JOB:
What follows is a set of records, each of which is to be written out exactly.

+-------+

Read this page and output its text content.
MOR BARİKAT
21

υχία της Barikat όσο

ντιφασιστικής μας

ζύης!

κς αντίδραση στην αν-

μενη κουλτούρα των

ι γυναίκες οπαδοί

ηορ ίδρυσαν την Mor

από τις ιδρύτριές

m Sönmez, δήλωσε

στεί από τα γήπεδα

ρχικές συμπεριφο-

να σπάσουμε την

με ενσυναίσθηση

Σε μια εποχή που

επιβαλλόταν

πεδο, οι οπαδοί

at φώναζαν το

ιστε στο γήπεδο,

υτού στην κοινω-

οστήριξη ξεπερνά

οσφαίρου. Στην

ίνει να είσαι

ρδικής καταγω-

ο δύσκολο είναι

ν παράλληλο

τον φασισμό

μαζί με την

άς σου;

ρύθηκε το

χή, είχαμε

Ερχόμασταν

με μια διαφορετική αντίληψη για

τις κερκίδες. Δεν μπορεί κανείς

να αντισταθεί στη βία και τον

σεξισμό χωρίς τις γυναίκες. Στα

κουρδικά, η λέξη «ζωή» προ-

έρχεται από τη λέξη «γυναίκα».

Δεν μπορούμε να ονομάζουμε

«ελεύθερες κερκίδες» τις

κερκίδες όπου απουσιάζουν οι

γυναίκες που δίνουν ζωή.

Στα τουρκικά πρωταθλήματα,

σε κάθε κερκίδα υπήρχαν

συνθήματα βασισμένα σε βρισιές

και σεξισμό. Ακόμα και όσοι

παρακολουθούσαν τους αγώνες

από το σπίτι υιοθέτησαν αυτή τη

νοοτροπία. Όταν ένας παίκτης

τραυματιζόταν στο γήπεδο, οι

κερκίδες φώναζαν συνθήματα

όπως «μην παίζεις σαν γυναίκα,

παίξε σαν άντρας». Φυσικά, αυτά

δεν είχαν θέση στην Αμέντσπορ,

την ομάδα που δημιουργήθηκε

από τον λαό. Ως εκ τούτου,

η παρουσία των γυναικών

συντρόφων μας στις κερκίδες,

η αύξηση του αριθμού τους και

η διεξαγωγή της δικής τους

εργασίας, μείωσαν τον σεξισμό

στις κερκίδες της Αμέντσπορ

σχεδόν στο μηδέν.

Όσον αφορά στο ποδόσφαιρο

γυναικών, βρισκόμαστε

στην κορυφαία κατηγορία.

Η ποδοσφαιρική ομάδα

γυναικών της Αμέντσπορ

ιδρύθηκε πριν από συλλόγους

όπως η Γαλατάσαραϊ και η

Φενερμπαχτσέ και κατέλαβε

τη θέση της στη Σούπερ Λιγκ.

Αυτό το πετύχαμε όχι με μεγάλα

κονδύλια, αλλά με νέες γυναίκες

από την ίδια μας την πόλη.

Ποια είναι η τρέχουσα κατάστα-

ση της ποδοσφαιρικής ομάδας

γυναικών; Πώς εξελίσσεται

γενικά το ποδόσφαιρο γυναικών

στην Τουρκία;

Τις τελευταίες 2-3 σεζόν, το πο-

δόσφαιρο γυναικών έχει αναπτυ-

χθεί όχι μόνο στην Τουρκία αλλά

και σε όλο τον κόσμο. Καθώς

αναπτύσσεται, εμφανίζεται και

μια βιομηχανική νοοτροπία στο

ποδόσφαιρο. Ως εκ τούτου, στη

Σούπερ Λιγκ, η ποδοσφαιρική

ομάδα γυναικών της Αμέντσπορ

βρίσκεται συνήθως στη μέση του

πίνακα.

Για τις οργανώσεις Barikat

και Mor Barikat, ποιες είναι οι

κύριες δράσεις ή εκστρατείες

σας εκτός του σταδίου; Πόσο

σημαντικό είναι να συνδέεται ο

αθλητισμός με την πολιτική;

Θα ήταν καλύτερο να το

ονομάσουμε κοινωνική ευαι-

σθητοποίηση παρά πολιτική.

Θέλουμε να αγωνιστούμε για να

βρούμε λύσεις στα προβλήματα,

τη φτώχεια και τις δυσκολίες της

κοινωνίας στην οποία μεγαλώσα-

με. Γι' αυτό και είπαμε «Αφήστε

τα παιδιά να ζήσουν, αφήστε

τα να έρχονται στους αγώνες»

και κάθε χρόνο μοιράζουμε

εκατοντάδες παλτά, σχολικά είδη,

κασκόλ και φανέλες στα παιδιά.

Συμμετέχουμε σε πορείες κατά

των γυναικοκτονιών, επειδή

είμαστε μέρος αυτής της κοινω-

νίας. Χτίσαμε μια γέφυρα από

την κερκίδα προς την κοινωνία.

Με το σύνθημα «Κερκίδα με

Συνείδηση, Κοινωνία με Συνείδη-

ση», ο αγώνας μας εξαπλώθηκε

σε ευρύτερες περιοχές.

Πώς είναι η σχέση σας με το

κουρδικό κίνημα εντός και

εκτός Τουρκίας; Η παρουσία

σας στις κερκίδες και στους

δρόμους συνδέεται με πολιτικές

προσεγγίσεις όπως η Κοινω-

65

+-------+

WRITTEN SOLUTION:
Read this page and output its text content.
MOR BARİKAT
21

υχία της Barikat όσο

ντιφασιστικής μας

ζύης!

κς αντίδραση στην αν-

μενη κουλτούρα των

ι γυναίκες οπαδοί

ηορ ίδρυσαν την Mor

από τις ιδρύτριές

m Sönmez, δήλωσε

στεί από τα γήπεδα

ρχικές συμπεριφο-

να σπάσουμε την

με ενσυναίσθηση

Σε μια εποχή που

επιβαλλόταν

πεδο, οι οπαδοί

at φώναζαν το

ιστε στο γήπεδο,

υτού στην κοινω-

οστήριξη ξεπερνά

οσφαίρου. Στην

ίνει να είσαι

ρδικής καταγω-

ο δύσκολο είναι

ν παράλληλο

τον φασισμό

μαζί με την

άς σου;

ρύθηκε το

χή, είχαμε

Ερχόμασταν

με μια διαφορετική αντίληψη για

τις κερκίδες. Δεν μπορεί κανείς

να αντισταθεί στη βία και τον

σεξισμό χωρίς τις γυναίκες. Στα

κουρδικά, η λέξη «ζωή» προ-

έρχεται από τη λέξη «γυναίκα».

Δεν μπορούμε να ονομάζουμε

«ελεύθερες κερκίδες» τις

κερκίδες όπου απουσιάζουν οι

γυναίκες που δίνουν ζωή.

Στα τουρκικά πρωταθλήματα,

σε κάθε κερκίδα υπήρχαν

συνθήματα βασισμένα σε βρισιές

και σεξισμό. Ακόμα και όσοι

παρακολουθούσαν τους αγώνες

από το σπίτι υιοθέτησαν αυτή τη

νοοτροπία. Όταν ένας παίκτης

τραυματιζόταν στο γήπεδο, οι

κερκίδες φώναζαν συνθήματα

όπως «μην παίζεις σαν γυναίκα,

παίξε σαν άντρας». Φυσικά, αυτά

δεν είχαν θέση στην Αμέντσπορ,

την ομάδα που δημιουργήθηκε

από τον λαό. Ως εκ τούτου,

η παρουσία των γυναικών

συντρόφων μας στις κερκίδες,

η αύξηση του αριθμού τους και

η διεξαγωγή της δικής τους

εργασίας, μείωσαν τον σεξισμό

στις κερκίδες της Αμέντσπορ

σχεδόν στο μηδέν.

Όσον αφορά στο ποδόσφαιρο

γυναικών, βρισκόμαστε

στην κορυφαία κατηγορία.

Η ποδοσφαιρική ομάδα

γυναικών της Αμέντσπορ

ιδρύθηκε πριν από συλλόγους

όπως η Γαλατάσαραϊ και η

Φενερμπαχτσέ και κατέλαβε

τη θέση της στη Σούπερ Λιγκ.

Αυτό το πετύχαμε όχι με μεγάλα

κονδύλια, αλλά με νέες γυναίκες

από την ίδια μας την πόλη.

Ποια είναι η τρέχουσα κατάστα-

ση της ποδοσφαιρικής ομάδας

γυναικών; Πώς εξελίσσεται

γενικά το ποδόσφαιρο γυναικών

στην Τουρκία;

Τις τελευταίες 2-3 σεζόν, το πο-

δόσφαιρο γυναικών έχει αναπτυ-

χθεί όχι μόνο στην Τουρκία αλλά

και σε όλο τον κόσμο. Καθώς

αναπτύσσεται, εμφανίζεται και

μια βιομηχανική νοοτροπία στο

ποδόσφαιρο. Ως εκ τούτου, στη

Σούπερ Λιγκ, η ποδοσφαιρική

ομάδα γυναικών της Αμέντσπορ

βρίσκεται συνήθως στη μέση του

πίνακα.

Για τις οργανώσεις Barikat

και Mor Barikat, ποιες είναι οι

κύριες δράσεις ή εκστρατείες

σας εκτός του σταδίου; Πόσο

σημαντικό είναι να συνδέεται ο

αθλητισμός με την πολιτική;

Θα ήταν καλύτερο να το

ονομάσουμε κοινωνική ευαι-

σθητοποίηση παρά πολιτική.

Θέλουμε να αγωνιστούμε για να

βρούμε λύσεις στα προβλήματα,

τη φτώχεια και τις δυσκολίες της

κοινωνίας στην οποία μεγαλώσα-

με. Γι' αυτό και είπαμε «Αφήστε

τα παιδιά να ζήσουν, αφήστε

τα να έρχονται στους αγώνες»

και κάθε χρόνο μοιράζουμε

εκατοντάδες παλτά, σχολικά είδη,

κασκόλ και φανέλες στα παιδιά.

Συμμετέχουμε σε πορείες κατά

των γυναικοκτονιών, επειδή

είμαστε μέρος αυτής της κοινω-

νίας. Χτίσαμε μια γέφυρα από

την κερκίδα προς την κοινωνία.

Με το σύνθημα «Κερκίδα με

Συνείδηση, Κοινωνία με Συνείδη-

ση», ο αγώνας μας εξαπλώθηκε

σε ευρύτερες περιοχές.

Πώς είναι η σχέση σας με το

κουρδικό κίνημα εντός και

εκτός Τουρκίας; Η παρουσία

σας στις κερκίδες και στους

δρόμους συνδέεται με πολιτικές

προσεγγίσεις όπως η Κοινω-

65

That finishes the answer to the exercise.